Above and below, July 13, 2010 photo by South Beach Hoosier looking south at the Broward County Schools HQ, 600 S.E. Third Avenue, Ft. Lauderdale, FL.
So, did you see or hear anything in the newspapers or on TV about the long list of qualified applicants hoping to succeed Ed Marko for the General Counsel's position with Broward County Schools?
The man who has held that position since... well...
BEFORE Don Shula was ever the Dolphins head coach; BEFORE microwave ovens were common in every home; BEFORE the Florida Turnpike's Homestead extension was completed and trips to The Everglades on non-air conditioned school buses from North Miami Beach took HOURS while you slowly melted into the plastic seat you sat in; and back when attending the New Year's Eve Orange Bowl Parade was nationally televised on NBC-TV from downtown Miami, and was one of the real entertainment highlights of the year for many South Florida kids?
See BrowardBeat's June 24th post Bar Brawl Expected When Lawyers Fight For Ed Marko’s School Board Job by Buddy Nevins,
http://www.browardbeat.com/school-board-will-discuss-ed-markos-fate-big-money-legal-job-could-open/
I mean the depth and breadth of their professional educational experience, the cultural diversity of the backgrounds of the applicants, blah, blah...
Actually, since I chose not to attend the screening meeting Wednesday and no South Florida print or TV reporter apparently had the time or inclination to attend, either, judging by the complete lack of stories I'm finding anywhere on it at 2 a.m., you and I and the rest of the taxpayers in Broward County have no earthly idea who these applicants are.

·····

In the blog post about replacing the Broward County Schools general counsel, what street address is given for the school district headquarters?

__Supplied material__.
·····

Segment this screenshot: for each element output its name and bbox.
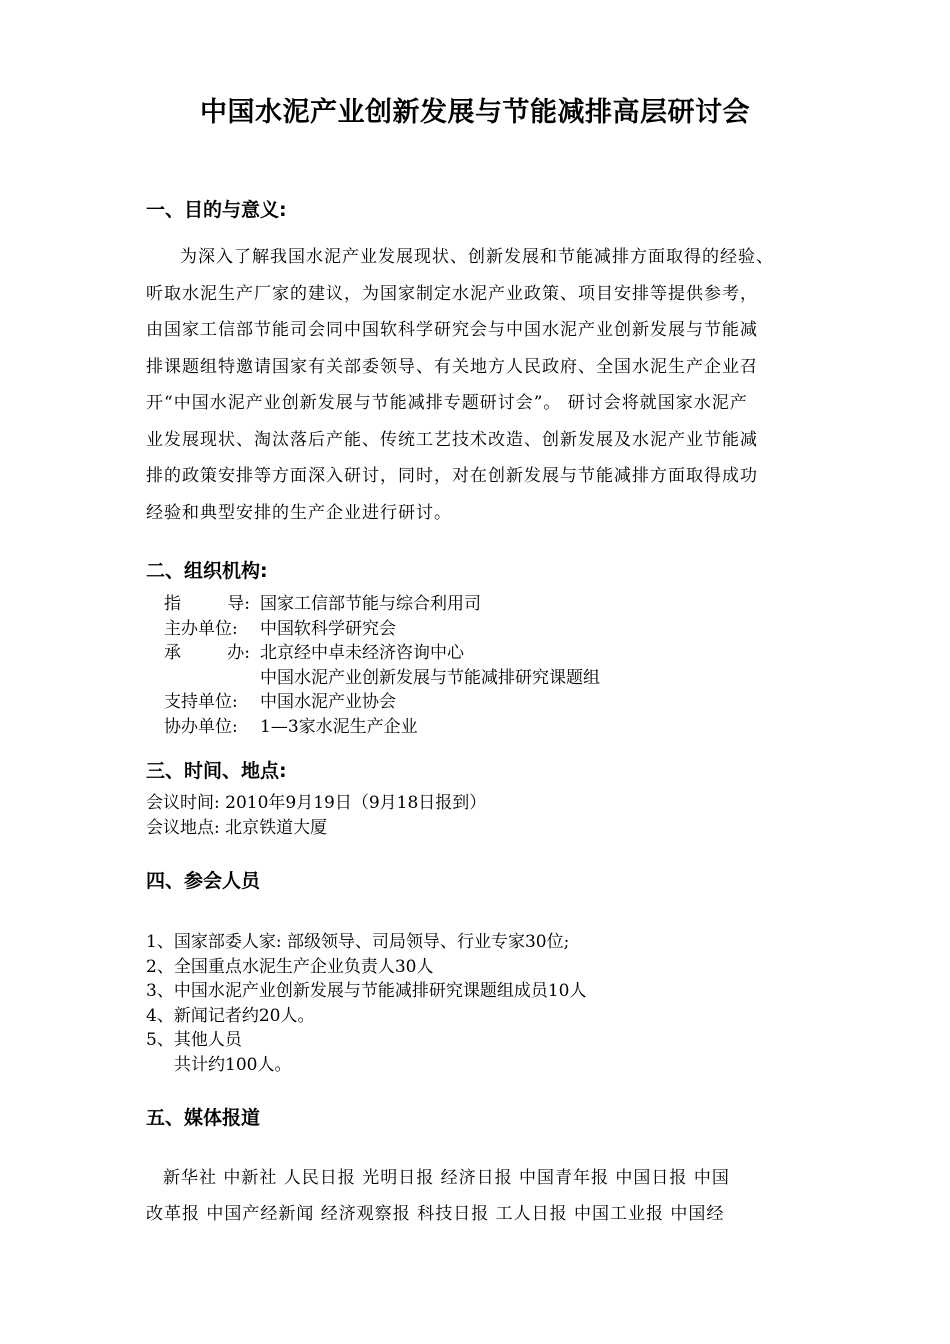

·····

__Solved exercise__.
600 S.E. Third Avenue, Ft. Lauderdale, FL.